The task: Which lines in the entries below contain the string "mitocondrias"? Show each of them in full.
Content starts
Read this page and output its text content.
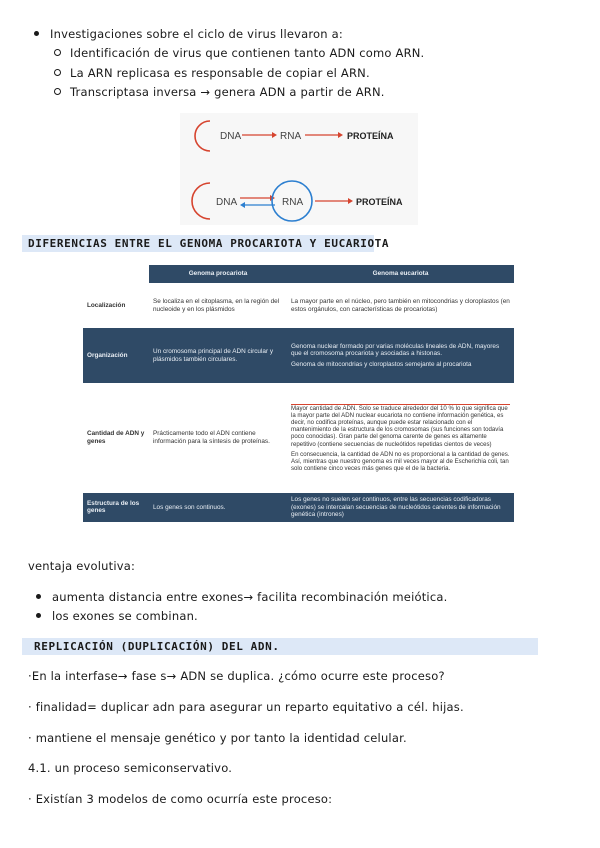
Investigaciones sobre el ciclo de virus llevaron a:
Identificación de virus que contienen tanto ADN como ARN.
La ARN replicasa es responsable de copiar el ARN.
Transcriptasa inversa → genera ADN a partir de ARN.
DNA	RNA	PROTEÍNA
DNA	RNA	PROTEÍNA
DIFERENCIAS ENTRE EL GENOMA PROCARIOTA Y EUCARIOTA
	Genoma procariota	Genoma eucariota
Localización	Se localiza en el citoplasma, en la región del nucleoide y en los plásmidos	La mayor parte en el núcleo, pero también en mitocondrias y cloroplastos (en estos orgánulos, con características de procariotas)
Organización	Un cromosoma principal de ADN circular y plásmidos también circulares.	Genoma nuclear formado por varias moléculas lineales de ADN, mayores que el cromosoma procariota y asociadas a histonas.
Genoma de mitocondrias y cloroplastos semejante al procariota

Cantidad de ADN y genes	Prácticamente todo el ADN contiene información para la síntesis de proteínas.	Mayor cantidad de ADN. Solo se traduce alrededor del 10 % lo que significa que la mayor parte del ADN nuclear eucariota no contiene información genética, es decir, no codifica proteínas, aunque puede estar relacionado con el mantenimiento de la estructura de los cromosomas (sus funciones son todavía poco conocidas). Gran parte del genoma carente de genes es altamente repetitivo (contiene secuencias de nucleótidos repetidas cientos de veces)
En consecuencia, la cantidad de ADN no es proporcional a la cantidad de genes. Así, mientras que nuestro genoma es mil veces mayor al de Escherichia coli, tan solo contiene cinco veces más genes que el de la bacteria.

Estructura de los genes	Los genes son continuos.	Los genes no suelen ser continuos, entre las secuencias codificadoras (exones) se intercalan secuencias de nucleótidos carentes de información genética (intrones)
ventaja evolutiva:
aumenta distancia entre exones→ facilita recombinación meiótica.
los exones se combinan.
REPLICACIÓN (DUPLICACIÓN) DEL ADN.
·En la interfase→ fase s→ ADN se duplica. ¿cómo ocurre este proceso?
· finalidad= duplicar adn para asegurar un reparto equitativo a cél. hijas.
· mantiene el mensaje genético y por tanto la identidad celular.
4.1. un proceso semiconservativo.
· Existían 3 modelos de como ocurría este proceso:
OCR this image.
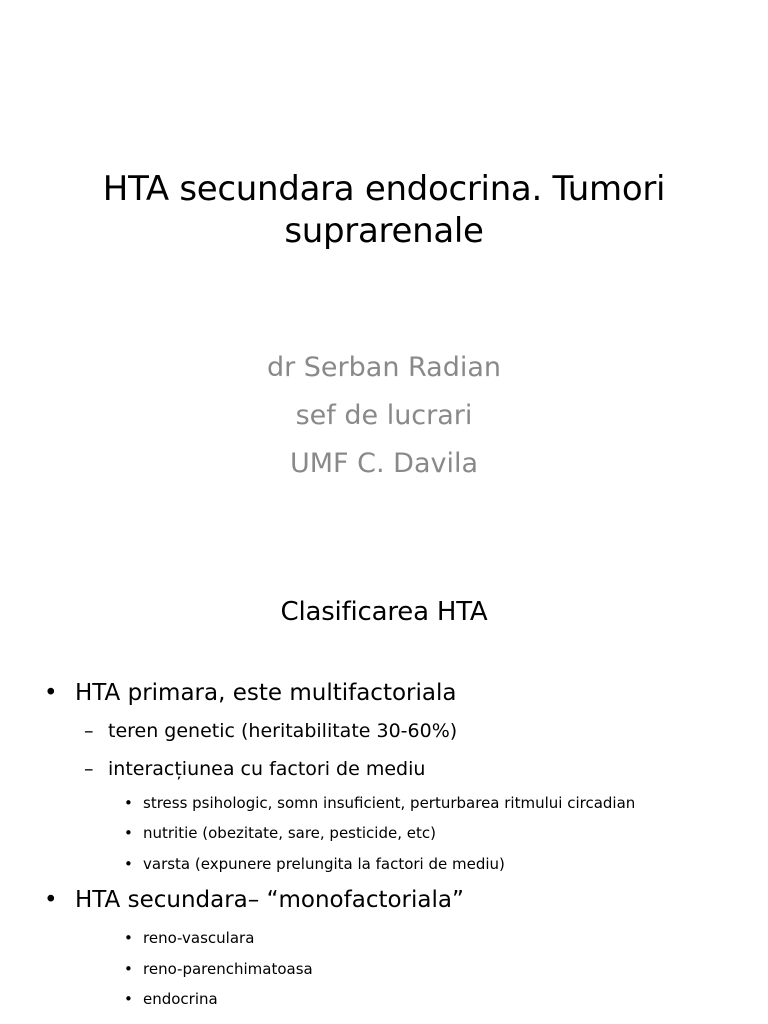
HTA secundara endocrina. Tumori suprarenale
dr Serban Radian
sef de lucrari
UMF C. Davila
Clasificarea HTA
• HTA primara, este multifactoriala
– teren genetic (heritabilitate 30-60%)
– interacțiunea cu factori de mediu
• stress psihologic, somn insuficient, perturbarea ritmului circadian
• nutritie (obezitate, sare, pesticide, etc)
• varsta (expunere prelungita la factori de mediu)
• HTA secundara– “monofactoriala”
• reno-vasculara
• reno-parenchimatoasa
• endocrina
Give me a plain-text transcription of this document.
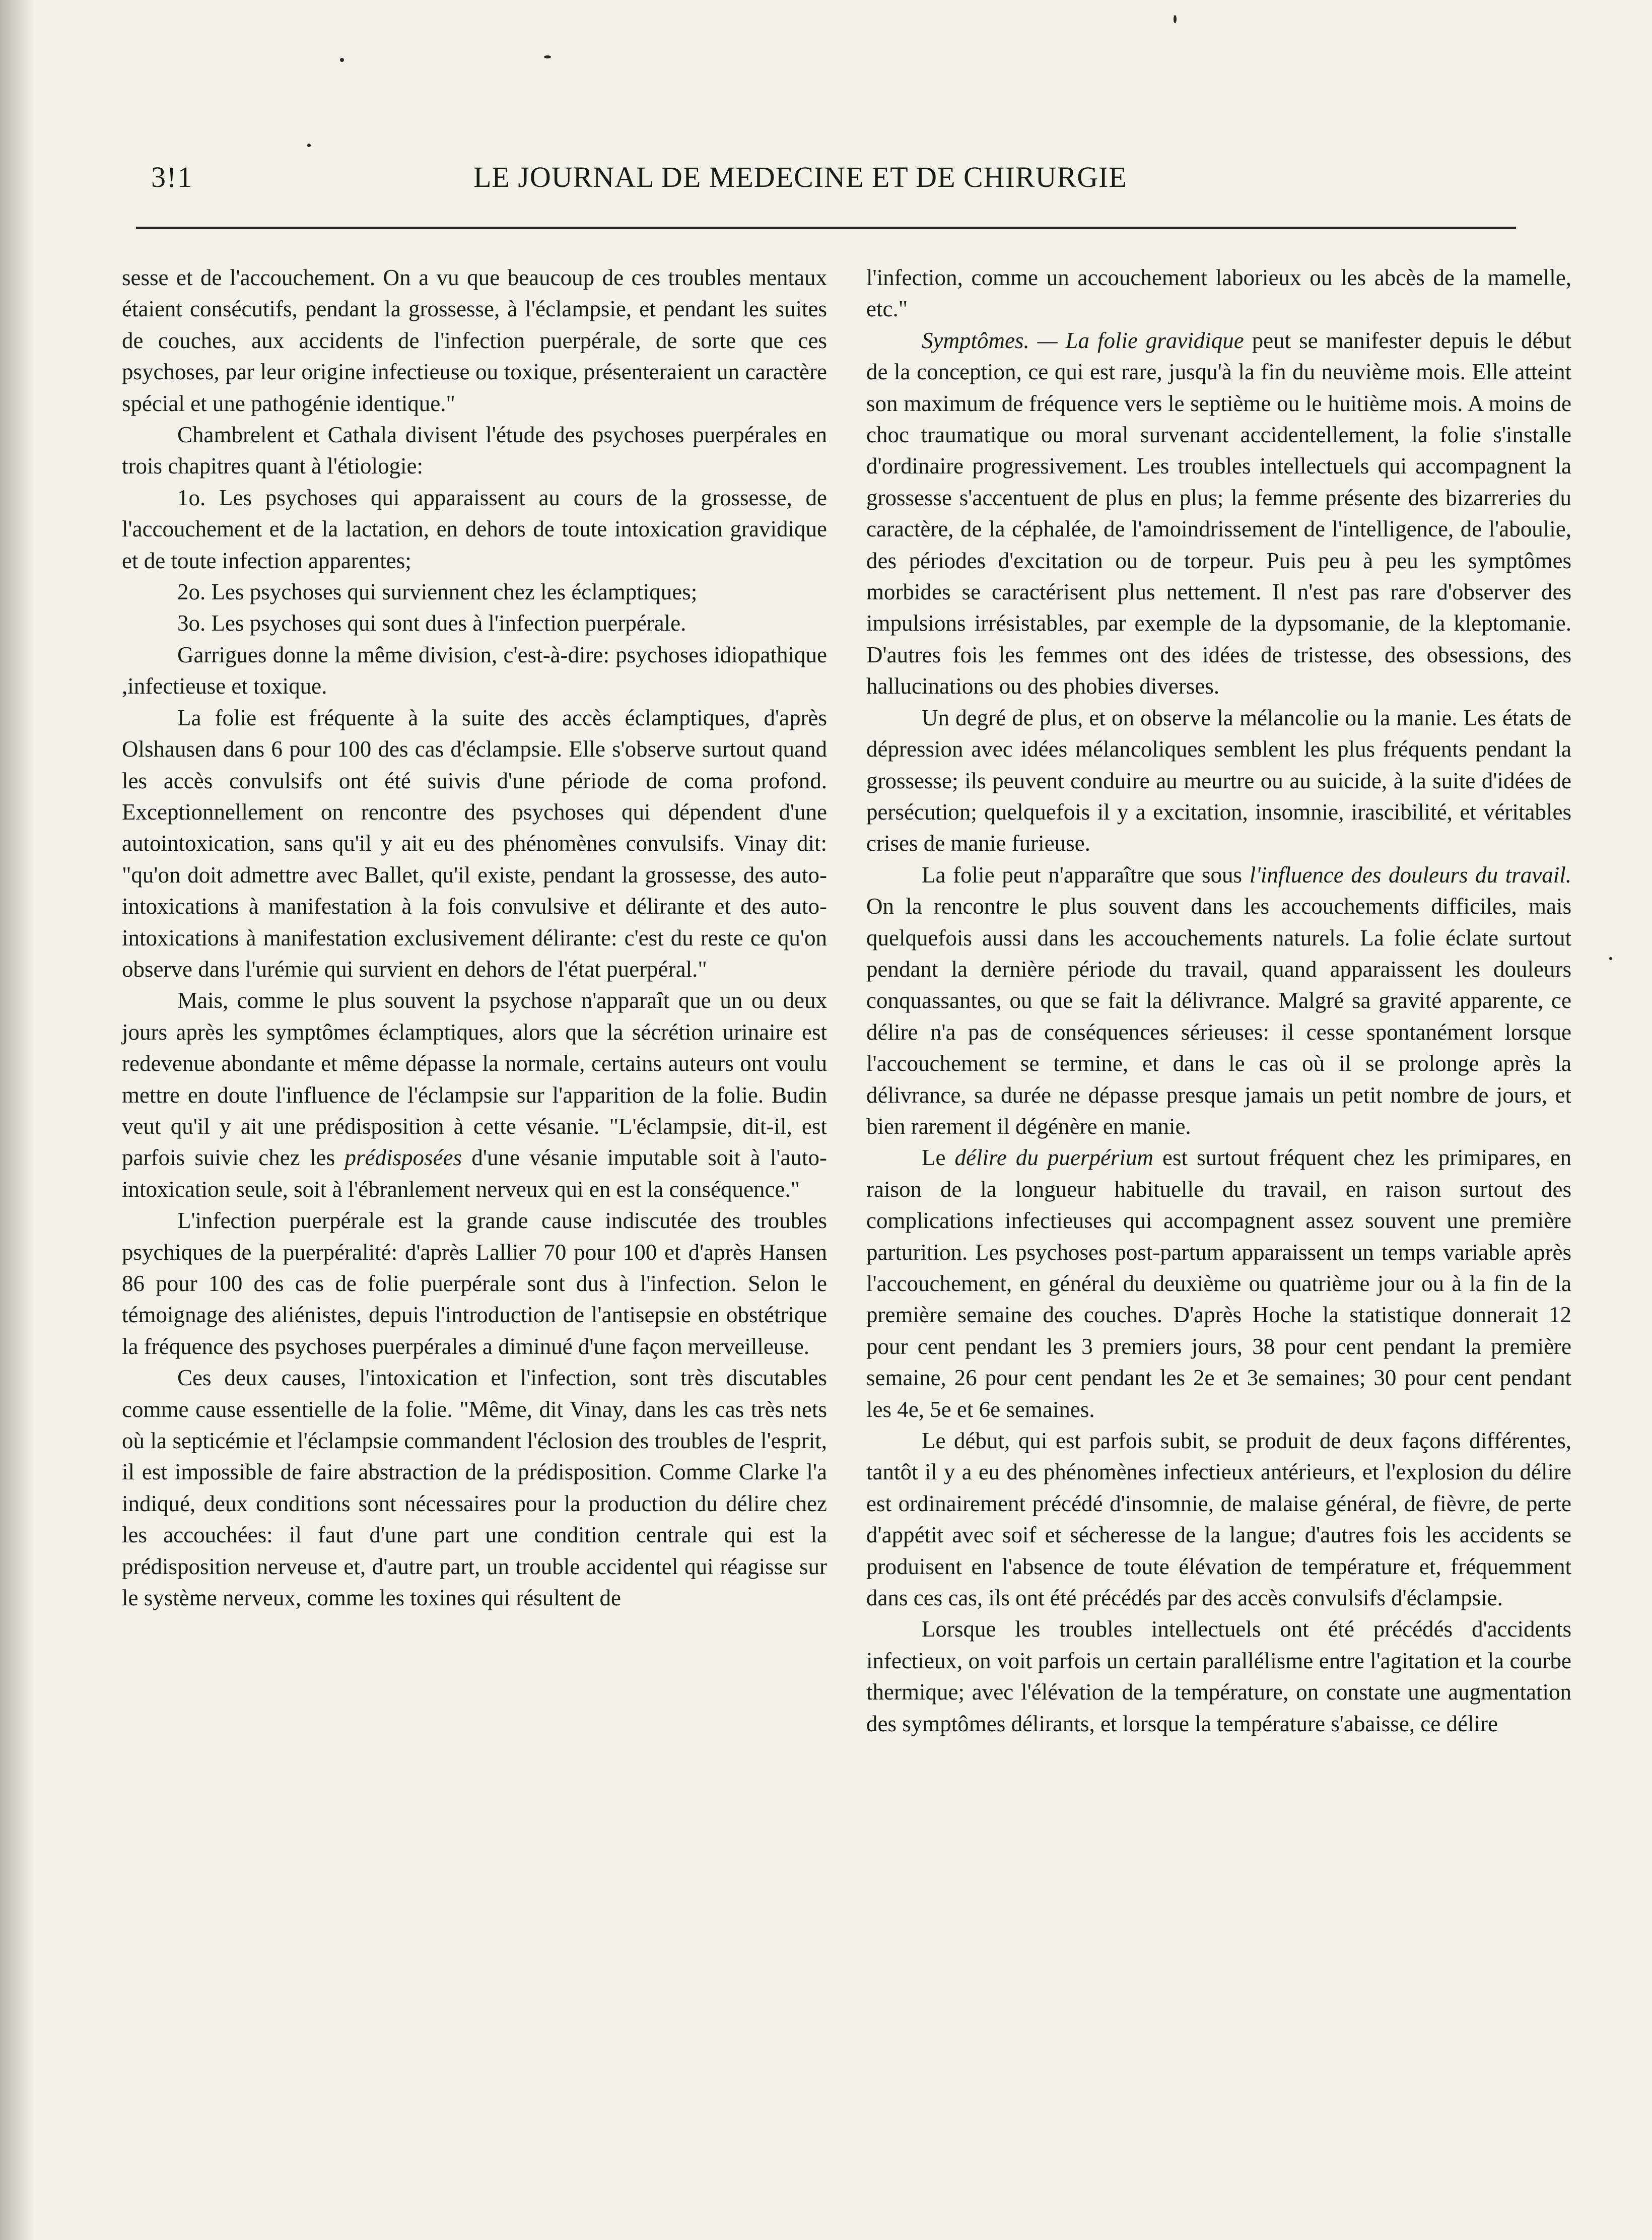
3!1	LE JOURNAL DE MEDECINE ET DE CHIRURGIE

sesse et de l'accouchement. On a vu que beaucoup de ces troubles mentaux étaient consécutifs, pendant la grossesse, à l'éclampsie, et pendant les suites de couches, aux accidents de l'infection puerpérale, de sorte que ces psychoses, par leur origine infectieuse ou toxique, présenteraient un caractère spécial et une pathogénie identique."

Chambrelent et Cathala divisent l'étude des psychoses puerpérales en trois chapitres quant à l'étiologie:

1o. Les psychoses qui apparaissent au cours de la grossesse, de l'accouchement et de la lactation, en dehors de toute intoxication gravidique et de toute infection apparentes;

2o. Les psychoses qui surviennent chez les éclamptiques;

3o. Les psychoses qui sont dues à l'infection puerpérale.

Garrigues donne la même division, c'est-à-dire: psychoses idiopathique ,infectieuse et toxique.

La folie est fréquente à la suite des accès éclamptiques, d'après Olshausen dans 6 pour 100 des cas d'éclampsie. Elle s'observe surtout quand les accès convulsifs ont été suivis d'une période de coma profond. Exceptionnellement on rencontre des psychoses qui dépendent d'une autointoxication, sans qu'il y ait eu des phénomènes convulsifs. Vinay dit: "qu'on doit admettre avec Ballet, qu'il existe, pendant la grossesse, des auto-intoxications à manifestation à la fois convulsive et délirante et des auto-intoxications à manifestation exclusivement délirante: c'est du reste ce qu'on observe dans l'urémie qui survient en dehors de l'état puerpéral."

Mais, comme le plus souvent la psychose n'apparaît que un ou deux jours après les symptômes éclamptiques, alors que la sécrétion urinaire est redevenue abondante et même dépasse la normale, certains auteurs ont voulu mettre en doute l'influence de l'éclampsie sur l'apparition de la folie. Budin veut qu'il y ait une prédisposition à cette vésanie. "L'éclampsie, dit-il, est parfois suivie chez les prédisposées d'une vésanie imputable soit à l'auto-intoxication seule, soit à l'ébranlement nerveux qui en est la conséquence."

L'infection puerpérale est la grande cause indiscutée des troubles psychiques de la puerpéralité: d'après Lallier 70 pour 100 et d'après Hansen 86 pour 100 des cas de folie puerpérale sont dus à l'infection. Selon le témoignage des aliénistes, depuis l'introduction de l'antisepsie en obstétrique la fréquence des psychoses puerpérales a diminué d'une façon merveilleuse.

Ces deux causes, l'intoxication et l'infection, sont très discutables comme cause essentielle de la folie. "Même, dit Vinay, dans les cas très nets où la septicémie et l'éclampsie commandent l'éclosion des troubles de l'esprit, il est impossible de faire abstraction de la prédisposition. Comme Clarke l'a indiqué, deux conditions sont nécessaires pour la production du délire chez les accouchées: il faut d'une part une condition centrale qui est la prédisposition nerveuse et, d'autre part, un trouble accidentel qui réagisse sur le système nerveux, comme les toxines qui résultent de

l'infection, comme un accouchement laborieux ou les abcès de la mamelle, etc."

Symptômes. — La folie gravidique peut se manifester depuis le début de la conception, ce qui est rare, jusqu'à la fin du neuvième mois. Elle atteint son maximum de fréquence vers le septième ou le huitième mois. A moins de choc traumatique ou moral survenant accidentellement, la folie s'installe d'ordinaire progressivement. Les troubles intellectuels qui accompagnent la grossesse s'accentuent de plus en plus; la femme présente des bizarreries du caractère, de la céphalée, de l'amoindrissement de l'intelligence, de l'aboulie, des périodes d'excitation ou de torpeur. Puis peu à peu les symptômes morbides se caractérisent plus nettement. Il n'est pas rare d'observer des impulsions irrésistables, par exemple de la dypsomanie, de la kleptomanie. D'autres fois les femmes ont des idées de tristesse, des obsessions, des hallucinations ou des phobies diverses.

Un degré de plus, et on observe la mélancolie ou la manie. Les états de dépression avec idées mélancoliques semblent les plus fréquents pendant la grossesse; ils peuvent conduire au meurtre ou au suicide, à la suite d'idées de persécution; quelquefois il y a excitation, insomnie, irascibilité, et véritables crises de manie furieuse.

La folie peut n'apparaître que sous l'influence des douleurs du travail. On la rencontre le plus souvent dans les accouchements difficiles, mais quelquefois aussi dans les accouchements naturels. La folie éclate surtout pendant la dernière période du travail, quand apparaissent les douleurs conquassantes, ou que se fait la délivrance. Malgré sa gravité apparente, ce délire n'a pas de conséquences sérieuses: il cesse spontanément lorsque l'accouchement se termine, et dans le cas où il se prolonge après la délivrance, sa durée ne dépasse presque jamais un petit nombre de jours, et bien rarement il dégénère en manie.

Le délire du puerpérium est surtout fréquent chez les primipares, en raison de la longueur habituelle du travail, en raison surtout des complications infectieuses qui accompagnent assez souvent une première parturition. Les psychoses post-partum apparaissent un temps variable après l'accouchement, en général du deuxième ou quatrième jour ou à la fin de la première semaine des couches. D'après Hoche la statistique donnerait 12 pour cent pendant les 3 premiers jours, 38 pour cent pendant la première semaine, 26 pour cent pendant les 2e et 3e semaines; 30 pour cent pendant les 4e, 5e et 6e semaines.

Le début, qui est parfois subit, se produit de deux façons différentes, tantôt il y a eu des phénomènes infectieux antérieurs, et l'explosion du délire est ordinairement précédé d'insomnie, de malaise général, de fièvre, de perte d'appétit avec soif et sécheresse de la langue; d'autres fois les accidents se produisent en l'absence de toute élévation de température et, fréquemment dans ces cas, ils ont été précédés par des accès convulsifs d'éclampsie.

Lorsque les troubles intellectuels ont été précédés d'accidents infectieux, on voit parfois un certain parallélisme entre l'agitation et la courbe thermique; avec l'élévation de la température, on constate une augmentation des symptômes délirants, et lorsque la température s'abaisse, ce délire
Content ends
Reply:
Localización	Se localiza en el citoplasma, en la región del nucleoide y en los plásmidos	La mayor parte en el núcleo, pero también en mitocondrias y cloroplastos (en estos orgánulos, con características de procariotas)
Genoma de mitocondrias y cloroplastos semejante al procariota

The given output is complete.